--- START Provided records ---

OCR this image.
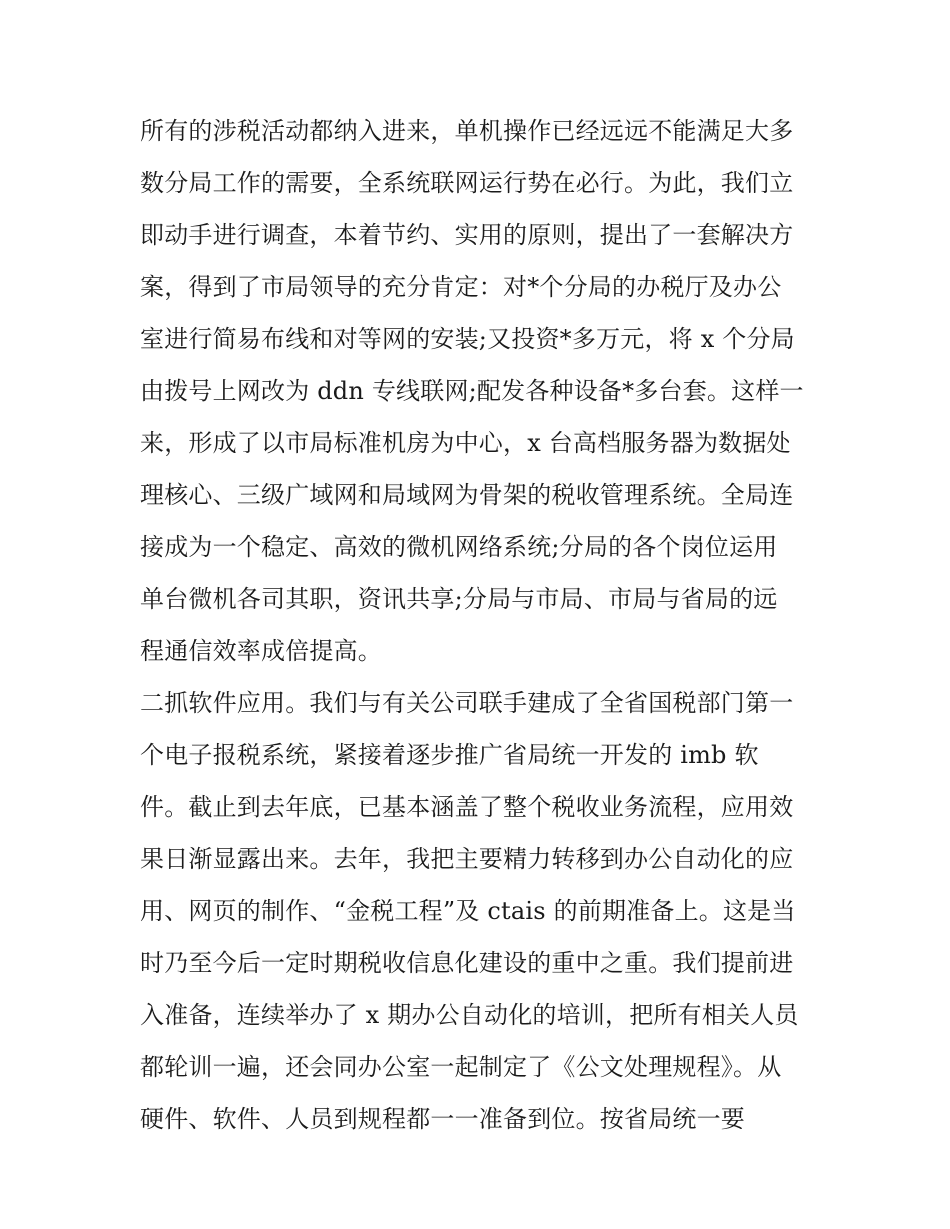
所有的涉税活动都纳入进来，单机操作已经远远不能满足大多
数分局工作的需要，全系统联网运行势在必行。为此，我们立
即动手进行调查，本着节约、实用的原则，提出了一套解决方
案，得到了市局领导的充分肯定：对*个分局的办税厅及办公
室进行简易布线和对等网的安装;又投资*多万元，将 x 个分局
由拨号上网改为 ddn 专线联网;配发各种设备*多台套。这样一
来，形成了以市局标准机房为中心，x 台高档服务器为数据处
理核心、三级广域网和局域网为骨架的税收管理系统。全局连
接成为一个稳定、高效的微机网络系统;分局的各个岗位运用
单台微机各司其职，资讯共享;分局与市局、市局与省局的远
程通信效率成倍提高。
二抓软件应用。我们与有关公司联手建成了全省国税部门第一
个电子报税系统，紧接着逐步推广省局统一开发的 imb 软
件。截止到去年底，已基本涵盖了整个税收业务流程，应用效
果日渐显露出来。去年，我把主要精力转移到办公自动化的应
用、网页的制作、“金税工程”及 ctais 的前期准备上。这是当
时乃至今后一定时期税收信息化建设的重中之重。我们提前进
入准备，连续举办了 x 期办公自动化的培训，把所有相关人员
都轮训一遍，还会同办公室一起制定了《公文处理规程》。从
硬件、软件、人员到规程都一一准备到位。按省局统一要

--- END Provided records ---

__Your task__:
Restate each line of the records exactly; pictures do not belong in the copy.

__Response below__:
OCR this image.
所有的涉税活动都纳入进来，单机操作已经远远不能满足大多
数分局工作的需要，全系统联网运行势在必行。为此，我们立
即动手进行调查，本着节约、实用的原则，提出了一套解决方
案，得到了市局领导的充分肯定：对*个分局的办税厅及办公
室进行简易布线和对等网的安装;又投资*多万元，将 x 个分局
由拨号上网改为 ddn 专线联网;配发各种设备*多台套。这样一
来，形成了以市局标准机房为中心，x 台高档服务器为数据处
理核心、三级广域网和局域网为骨架的税收管理系统。全局连
接成为一个稳定、高效的微机网络系统;分局的各个岗位运用
单台微机各司其职，资讯共享;分局与市局、市局与省局的远
程通信效率成倍提高。
二抓软件应用。我们与有关公司联手建成了全省国税部门第一
个电子报税系统，紧接着逐步推广省局统一开发的 imb 软
件。截止到去年底，已基本涵盖了整个税收业务流程，应用效
果日渐显露出来。去年，我把主要精力转移到办公自动化的应
用、网页的制作、“金税工程”及 ctais 的前期准备上。这是当
时乃至今后一定时期税收信息化建设的重中之重。我们提前进
入准备，连续举办了 x 期办公自动化的培训，把所有相关人员
都轮训一遍，还会同办公室一起制定了《公文处理规程》。从
硬件、软件、人员到规程都一一准备到位。按省局统一要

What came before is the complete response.